(Rows from a figure dataset)
»»
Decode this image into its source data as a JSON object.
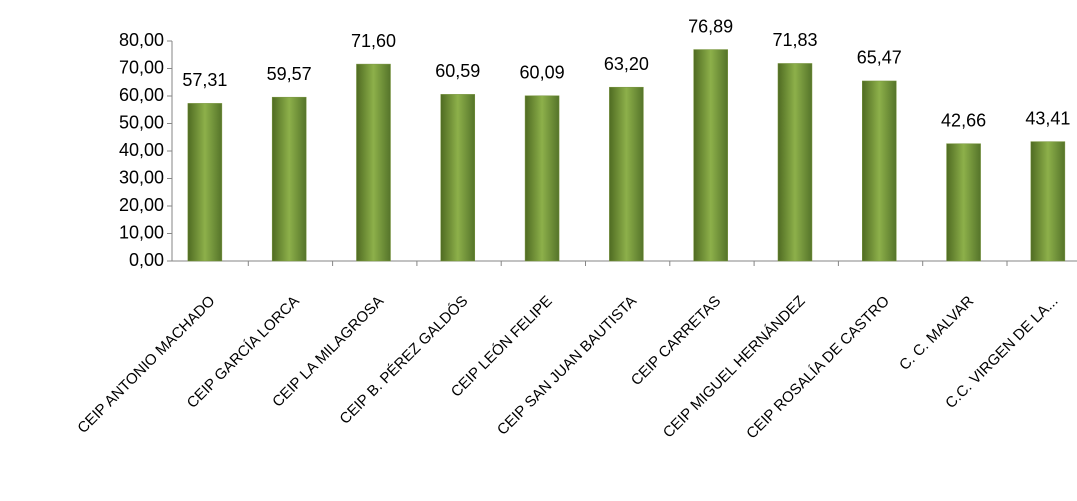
{
  "chart_data": {
    "type": "bar",
    "categories": [
      "CEIP ANTONIO MACHADO",
      "CEIP GARCÍA LORCA",
      "CEIP LA MILAGROSA",
      "CEIP B. PÉREZ GALDÓS",
      "CEIP LEÓN FELIPE",
      "CEIP SAN JUAN BAUTISTA",
      "CEIP CARRETAS",
      "CEIP MIGUEL HERNÁNDEZ",
      "CEIP ROSALÍA DE CASTRO",
      "C. C.  MALVAR",
      "C.C. VIRGEN DE LA..."
    ],
    "values": [
      57.31,
      59.57,
      71.6,
      60.59,
      60.09,
      63.2,
      76.89,
      71.83,
      65.47,
      42.66,
      43.41
    ],
    "value_labels": [
      "57,31",
      "59,57",
      "71,60",
      "60,59",
      "60,09",
      "63,20",
      "76,89",
      "71,83",
      "65,47",
      "42,66",
      "43,41"
    ],
    "color": "#77933c",
    "ylim": [
      0,
      80
    ],
    "yticks": [
      {
        "value": 0,
        "label": "0,00"
      },
      {
        "value": 10,
        "label": "10,00"
      },
      {
        "value": 20,
        "label": "20,00"
      },
      {
        "value": 30,
        "label": "30,00"
      },
      {
        "value": 40,
        "label": "40,00"
      },
      {
        "value": 50,
        "label": "50,00"
      },
      {
        "value": 60,
        "label": "60,00"
      },
      {
        "value": 70,
        "label": "70,00"
      },
      {
        "value": 80,
        "label": "80,00"
      }
    ],
    "grid": false
  }
}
««
Goal of the exercise: Write out the full listing verbatim, excluding its pictures.

Exercise output:
Decode this image into its source data as a JSON object.
{
  "chart_data": {
    "type": "bar",
    "categories": [
      "CEIP ANTONIO MACHADO",
      "CEIP GARCÍA LORCA",
      "CEIP LA MILAGROSA",
      "CEIP B. PÉREZ GALDÓS",
      "CEIP LEÓN FELIPE",
      "CEIP SAN JUAN BAUTISTA",
      "CEIP CARRETAS",
      "CEIP MIGUEL HERNÁNDEZ",
      "CEIP ROSALÍA DE CASTRO",
      "C. C.  MALVAR",
      "C.C. VIRGEN DE LA..."
    ],
    "values": [
      57.31,
      59.57,
      71.6,
      60.59,
      60.09,
      63.2,
      76.89,
      71.83,
      65.47,
      42.66,
      43.41
    ],
    "value_labels": [
      "57,31",
      "59,57",
      "71,60",
      "60,59",
      "60,09",
      "63,20",
      "76,89",
      "71,83",
      "65,47",
      "42,66",
      "43,41"
    ],
    "color": "#77933c",
    "ylim": [
      0,
      80
    ],
    "yticks": [
      {
        "value": 0,
        "label": "0,00"
      },
      {
        "value": 10,
        "label": "10,00"
      },
      {
        "value": 20,
        "label": "20,00"
      },
      {
        "value": 30,
        "label": "30,00"
      },
      {
        "value": 40,
        "label": "40,00"
      },
      {
        "value": 50,
        "label": "50,00"
      },
      {
        "value": 60,
        "label": "60,00"
      },
      {
        "value": 70,
        "label": "70,00"
      },
      {
        "value": 80,
        "label": "80,00"
      }
    ],
    "grid": false
  }
}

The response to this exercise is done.